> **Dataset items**
·····

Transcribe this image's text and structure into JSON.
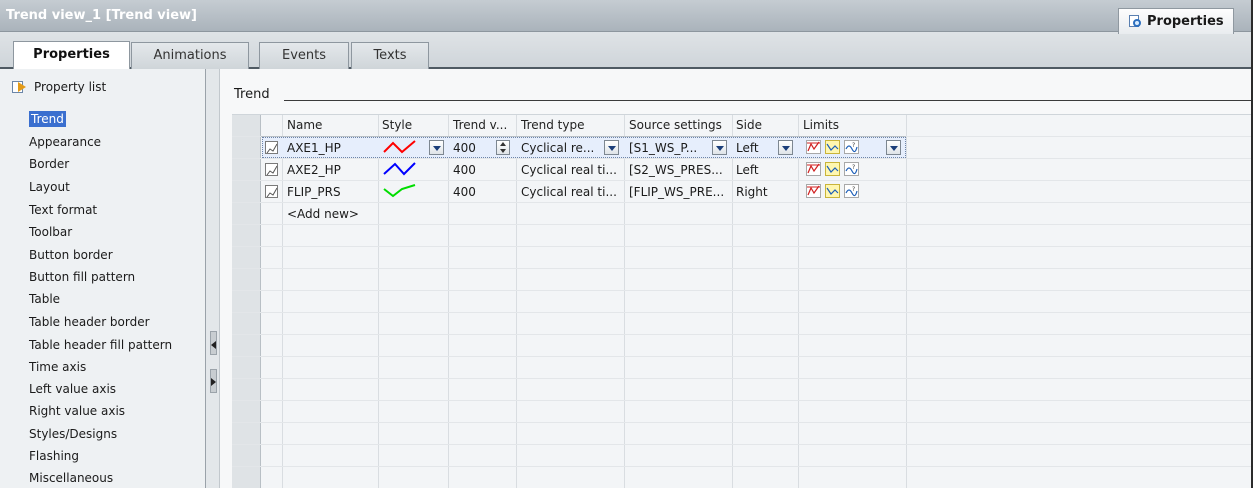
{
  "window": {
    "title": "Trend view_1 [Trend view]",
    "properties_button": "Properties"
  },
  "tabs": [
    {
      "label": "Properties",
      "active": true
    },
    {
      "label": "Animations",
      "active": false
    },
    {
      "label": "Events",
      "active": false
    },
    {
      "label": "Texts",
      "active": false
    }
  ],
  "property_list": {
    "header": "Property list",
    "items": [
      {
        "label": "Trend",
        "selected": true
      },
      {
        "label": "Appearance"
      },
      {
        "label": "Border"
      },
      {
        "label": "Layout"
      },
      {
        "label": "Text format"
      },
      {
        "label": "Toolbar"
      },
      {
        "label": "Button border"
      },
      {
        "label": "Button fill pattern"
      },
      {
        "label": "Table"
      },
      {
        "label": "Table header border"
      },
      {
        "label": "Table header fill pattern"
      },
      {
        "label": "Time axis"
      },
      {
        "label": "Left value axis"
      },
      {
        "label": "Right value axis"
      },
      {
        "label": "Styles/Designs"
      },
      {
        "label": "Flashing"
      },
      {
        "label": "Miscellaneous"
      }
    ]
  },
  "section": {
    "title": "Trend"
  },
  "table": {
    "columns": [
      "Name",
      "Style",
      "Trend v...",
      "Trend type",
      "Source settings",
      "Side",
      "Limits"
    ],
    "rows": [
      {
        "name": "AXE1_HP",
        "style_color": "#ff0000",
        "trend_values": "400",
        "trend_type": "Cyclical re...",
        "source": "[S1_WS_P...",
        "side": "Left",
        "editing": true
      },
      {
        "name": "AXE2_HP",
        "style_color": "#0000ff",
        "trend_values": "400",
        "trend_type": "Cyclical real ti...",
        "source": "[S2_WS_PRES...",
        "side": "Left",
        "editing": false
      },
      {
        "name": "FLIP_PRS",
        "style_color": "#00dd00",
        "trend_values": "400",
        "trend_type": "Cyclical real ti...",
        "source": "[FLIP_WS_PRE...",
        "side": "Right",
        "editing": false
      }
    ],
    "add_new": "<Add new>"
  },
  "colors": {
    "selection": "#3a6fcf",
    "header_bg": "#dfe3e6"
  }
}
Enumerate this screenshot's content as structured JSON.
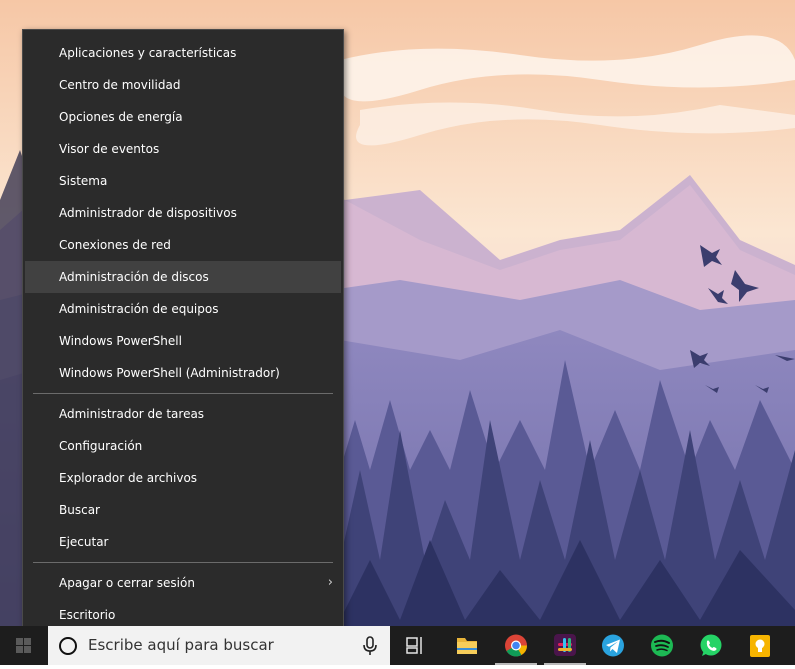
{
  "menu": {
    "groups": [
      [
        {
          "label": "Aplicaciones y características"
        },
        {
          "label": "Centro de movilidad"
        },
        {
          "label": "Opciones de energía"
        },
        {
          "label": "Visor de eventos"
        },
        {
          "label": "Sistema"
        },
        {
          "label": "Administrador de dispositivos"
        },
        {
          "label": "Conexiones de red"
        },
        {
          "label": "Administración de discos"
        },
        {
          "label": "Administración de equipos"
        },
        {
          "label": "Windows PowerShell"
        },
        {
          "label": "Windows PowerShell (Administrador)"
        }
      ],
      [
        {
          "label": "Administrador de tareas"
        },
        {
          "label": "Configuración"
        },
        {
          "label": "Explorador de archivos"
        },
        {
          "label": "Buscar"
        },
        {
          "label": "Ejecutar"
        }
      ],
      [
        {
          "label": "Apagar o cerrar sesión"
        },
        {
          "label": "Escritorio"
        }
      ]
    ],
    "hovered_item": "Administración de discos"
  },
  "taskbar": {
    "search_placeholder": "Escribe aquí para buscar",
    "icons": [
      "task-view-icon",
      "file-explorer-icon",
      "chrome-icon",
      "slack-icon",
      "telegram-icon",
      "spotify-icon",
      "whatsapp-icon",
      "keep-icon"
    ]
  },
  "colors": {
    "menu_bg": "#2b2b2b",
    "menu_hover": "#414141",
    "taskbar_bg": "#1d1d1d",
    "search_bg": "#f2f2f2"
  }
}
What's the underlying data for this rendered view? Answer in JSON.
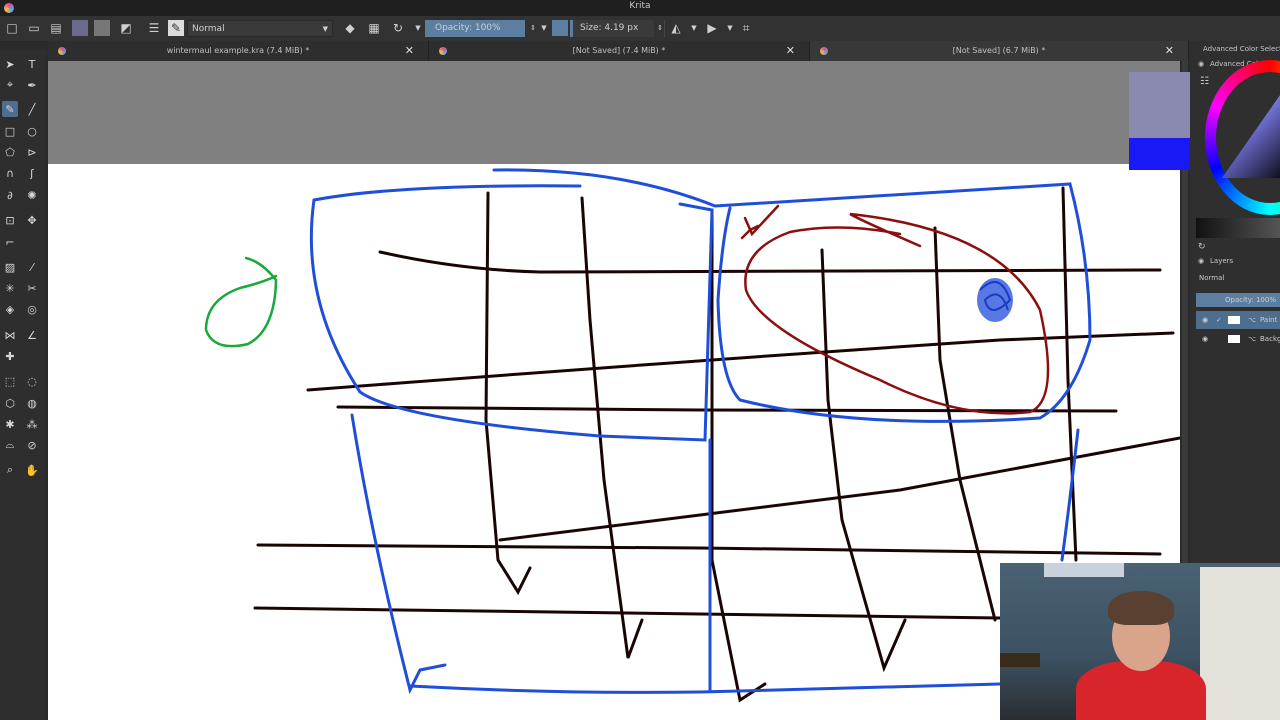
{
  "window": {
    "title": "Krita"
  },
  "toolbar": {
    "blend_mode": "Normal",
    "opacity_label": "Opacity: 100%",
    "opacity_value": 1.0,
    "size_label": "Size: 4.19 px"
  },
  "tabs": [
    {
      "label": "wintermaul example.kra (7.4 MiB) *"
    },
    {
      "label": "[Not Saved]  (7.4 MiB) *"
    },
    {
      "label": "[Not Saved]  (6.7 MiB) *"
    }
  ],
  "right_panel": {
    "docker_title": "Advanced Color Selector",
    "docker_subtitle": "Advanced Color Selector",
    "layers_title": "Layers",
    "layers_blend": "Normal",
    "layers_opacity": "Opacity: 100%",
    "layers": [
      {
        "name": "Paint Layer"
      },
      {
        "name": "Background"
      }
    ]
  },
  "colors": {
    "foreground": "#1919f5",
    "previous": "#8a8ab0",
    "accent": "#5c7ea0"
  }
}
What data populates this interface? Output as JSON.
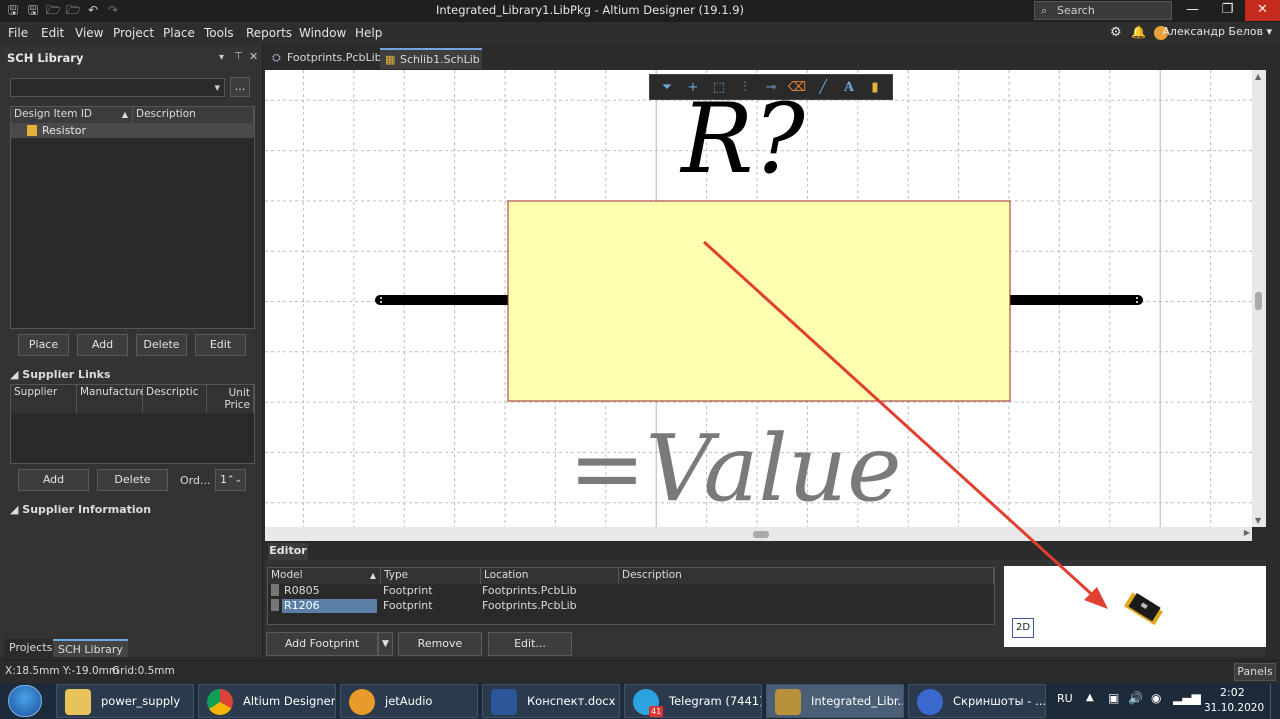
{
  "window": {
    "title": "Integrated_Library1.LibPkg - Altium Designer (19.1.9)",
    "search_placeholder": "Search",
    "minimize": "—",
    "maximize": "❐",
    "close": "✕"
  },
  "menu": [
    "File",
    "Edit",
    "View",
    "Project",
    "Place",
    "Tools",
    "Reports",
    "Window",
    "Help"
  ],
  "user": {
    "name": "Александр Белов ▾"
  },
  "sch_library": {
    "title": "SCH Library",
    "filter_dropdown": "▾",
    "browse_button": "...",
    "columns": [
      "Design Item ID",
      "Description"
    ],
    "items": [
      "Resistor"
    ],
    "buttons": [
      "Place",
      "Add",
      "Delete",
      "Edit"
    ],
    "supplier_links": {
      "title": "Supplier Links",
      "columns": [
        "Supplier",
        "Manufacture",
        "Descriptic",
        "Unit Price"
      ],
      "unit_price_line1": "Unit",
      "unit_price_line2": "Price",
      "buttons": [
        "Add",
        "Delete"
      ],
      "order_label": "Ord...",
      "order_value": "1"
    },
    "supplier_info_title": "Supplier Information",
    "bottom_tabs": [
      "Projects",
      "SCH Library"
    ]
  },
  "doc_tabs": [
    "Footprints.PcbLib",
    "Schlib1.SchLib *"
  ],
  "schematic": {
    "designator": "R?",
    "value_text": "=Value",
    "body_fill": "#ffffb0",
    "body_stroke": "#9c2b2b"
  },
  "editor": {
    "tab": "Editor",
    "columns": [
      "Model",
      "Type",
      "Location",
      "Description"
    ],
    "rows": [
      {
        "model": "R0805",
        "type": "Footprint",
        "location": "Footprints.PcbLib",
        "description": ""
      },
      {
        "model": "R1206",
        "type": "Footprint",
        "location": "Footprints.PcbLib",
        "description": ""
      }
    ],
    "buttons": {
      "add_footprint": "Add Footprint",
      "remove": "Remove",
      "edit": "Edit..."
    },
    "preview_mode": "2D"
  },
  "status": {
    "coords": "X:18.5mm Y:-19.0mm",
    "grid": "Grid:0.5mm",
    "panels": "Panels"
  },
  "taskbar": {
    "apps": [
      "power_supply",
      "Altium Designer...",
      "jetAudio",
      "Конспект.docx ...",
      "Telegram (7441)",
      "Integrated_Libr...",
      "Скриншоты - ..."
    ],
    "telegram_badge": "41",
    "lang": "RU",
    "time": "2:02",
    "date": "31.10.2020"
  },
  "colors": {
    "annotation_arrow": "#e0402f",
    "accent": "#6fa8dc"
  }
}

·····

> **What is needed**
In your copy of the listing above, reproduce each line exactly and omit all pictures.

> **Solved exercise**
Transcribe this image's text and structure into JSON.
{
  "window": {
    "title": "Trend view_1 [Trend view]",
    "properties_button": "Properties"
  },
  "tabs": [
    {
      "label": "Properties",
      "active": true
    },
    {
      "label": "Animations",
      "active": false
    },
    {
      "label": "Events",
      "active": false
    },
    {
      "label": "Texts",
      "active": false
    }
  ],
  "property_list": {
    "header": "Property list",
    "items": [
      {
        "label": "Trend",
        "selected": true
      },
      {
        "label": "Appearance"
      },
      {
        "label": "Border"
      },
      {
        "label": "Layout"
      },
      {
        "label": "Text format"
      },
      {
        "label": "Toolbar"
      },
      {
        "label": "Button border"
      },
      {
        "label": "Button fill pattern"
      },
      {
        "label": "Table"
      },
      {
        "label": "Table header border"
      },
      {
        "label": "Table header fill pattern"
      },
      {
        "label": "Time axis"
      },
      {
        "label": "Left value axis"
      },
      {
        "label": "Right value axis"
      },
      {
        "label": "Styles/Designs"
      },
      {
        "label": "Flashing"
      },
      {
        "label": "Miscellaneous"
      }
    ]
  },
  "section": {
    "title": "Trend"
  },
  "table": {
    "columns": [
      "Name",
      "Style",
      "Trend v...",
      "Trend type",
      "Source settings",
      "Side",
      "Limits"
    ],
    "rows": [
      {
        "name": "AXE1_HP",
        "style_color": "#ff0000",
        "trend_values": "400",
        "trend_type": "Cyclical re...",
        "source": "[S1_WS_P...",
        "side": "Left",
        "editing": true
      },
      {
        "name": "AXE2_HP",
        "style_color": "#0000ff",
        "trend_values": "400",
        "trend_type": "Cyclical real ti...",
        "source": "[S2_WS_PRES...",
        "side": "Left",
        "editing": false
      },
      {
        "name": "FLIP_PRS",
        "style_color": "#00dd00",
        "trend_values": "400",
        "trend_type": "Cyclical real ti...",
        "source": "[FLIP_WS_PRE...",
        "side": "Right",
        "editing": false
      }
    ],
    "add_new": "<Add new>"
  },
  "colors": {
    "selection": "#3a6fcf",
    "header_bg": "#dfe3e6"
  }
}
Enumerate this screenshot's content as structured JSON.
{
  "menu": {
    "groups": [
      [
        {
          "label": "Aplicaciones y características"
        },
        {
          "label": "Centro de movilidad"
        },
        {
          "label": "Opciones de energía"
        },
        {
          "label": "Visor de eventos"
        },
        {
          "label": "Sistema"
        },
        {
          "label": "Administrador de dispositivos"
        },
        {
          "label": "Conexiones de red"
        },
        {
          "label": "Administración de discos"
        },
        {
          "label": "Administración de equipos"
        },
        {
          "label": "Windows PowerShell"
        },
        {
          "label": "Windows PowerShell (Administrador)"
        }
      ],
      [
        {
          "label": "Administrador de tareas"
        },
        {
          "label": "Configuración"
        },
        {
          "label": "Explorador de archivos"
        },
        {
          "label": "Buscar"
        },
        {
          "label": "Ejecutar"
        }
      ],
      [
        {
          "label": "Apagar o cerrar sesión"
        },
        {
          "label": "Escritorio"
        }
      ]
    ],
    "hovered_item": "Administración de discos"
  },
  "taskbar": {
    "search_placeholder": "Escribe aquí para buscar",
    "icons": [
      "task-view-icon",
      "file-explorer-icon",
      "chrome-icon",
      "slack-icon",
      "telegram-icon",
      "spotify-icon",
      "whatsapp-icon",
      "keep-icon"
    ]
  },
  "colors": {
    "menu_bg": "#2b2b2b",
    "menu_hover": "#414141",
    "taskbar_bg": "#1d1d1d",
    "search_bg": "#f2f2f2"
  }
}
What's the underlying data for this rendered view? Answer in JSON.
{
  "window": {
    "title": "Krita"
  },
  "toolbar": {
    "blend_mode": "Normal",
    "opacity_label": "Opacity: 100%",
    "opacity_value": 1.0,
    "size_label": "Size: 4.19 px"
  },
  "tabs": [
    {
      "label": "wintermaul example.kra (7.4 MiB) *"
    },
    {
      "label": "[Not Saved]  (7.4 MiB) *"
    },
    {
      "label": "[Not Saved]  (6.7 MiB) *"
    }
  ],
  "right_panel": {
    "docker_title": "Advanced Color Selector",
    "docker_subtitle": "Advanced Color Selector",
    "layers_title": "Layers",
    "layers_blend": "Normal",
    "layers_opacity": "Opacity: 100%",
    "layers": [
      {
        "name": "Paint Layer"
      },
      {
        "name": "Background"
      }
    ]
  },
  "colors": {
    "foreground": "#1919f5",
    "previous": "#8a8ab0",
    "accent": "#5c7ea0"
  }
}
What data populates this interface? Output as JSON.
{
  "window": {
    "title": "Integrated_Library1.LibPkg - Altium Designer (19.1.9)",
    "search_placeholder": "Search",
    "minimize": "—",
    "maximize": "❐",
    "close": "✕"
  },
  "menu": [
    "File",
    "Edit",
    "View",
    "Project",
    "Place",
    "Tools",
    "Reports",
    "Window",
    "Help"
  ],
  "user": {
    "name": "Александр Белов ▾"
  },
  "sch_library": {
    "title": "SCH Library",
    "filter_dropdown": "▾",
    "browse_button": "...",
    "columns": [
      "Design Item ID",
      "Description"
    ],
    "items": [
      "Resistor"
    ],
    "buttons": [
      "Place",
      "Add",
      "Delete",
      "Edit"
    ],
    "supplier_links": {
      "title": "Supplier Links",
      "columns": [
        "Supplier",
        "Manufacture",
        "Descriptic",
        "Unit Price"
      ],
      "unit_price_line1": "Unit",
      "unit_price_line2": "Price",
      "buttons": [
        "Add",
        "Delete"
      ],
      "order_label": "Ord...",
      "order_value": "1"
    },
    "supplier_info_title": "Supplier Information",
    "bottom_tabs": [
      "Projects",
      "SCH Library"
    ]
  },
  "doc_tabs": [
    "Footprints.PcbLib",
    "Schlib1.SchLib *"
  ],
  "schematic": {
    "designator": "R?",
    "value_text": "=Value",
    "body_fill": "#ffffb0",
    "body_stroke": "#9c2b2b"
  },
  "editor": {
    "tab": "Editor",
    "columns": [
      "Model",
      "Type",
      "Location",
      "Description"
    ],
    "rows": [
      {
        "model": "R0805",
        "type": "Footprint",
        "location": "Footprints.PcbLib",
        "description": ""
      },
      {
        "model": "R1206",
        "type": "Footprint",
        "location": "Footprints.PcbLib",
        "description": ""
      }
    ],
    "buttons": {
      "add_footprint": "Add Footprint",
      "remove": "Remove",
      "edit": "Edit..."
    },
    "preview_mode": "2D"
  },
  "status": {
    "coords": "X:18.5mm Y:-19.0mm",
    "grid": "Grid:0.5mm",
    "panels": "Panels"
  },
  "taskbar": {
    "apps": [
      "power_supply",
      "Altium Designer...",
      "jetAudio",
      "Конспект.docx ...",
      "Telegram (7441)",
      "Integrated_Libr...",
      "Скриншоты - ..."
    ],
    "telegram_badge": "41",
    "lang": "RU",
    "time": "2:02",
    "date": "31.10.2020"
  },
  "colors": {
    "annotation_arrow": "#e0402f",
    "accent": "#6fa8dc"
  }
}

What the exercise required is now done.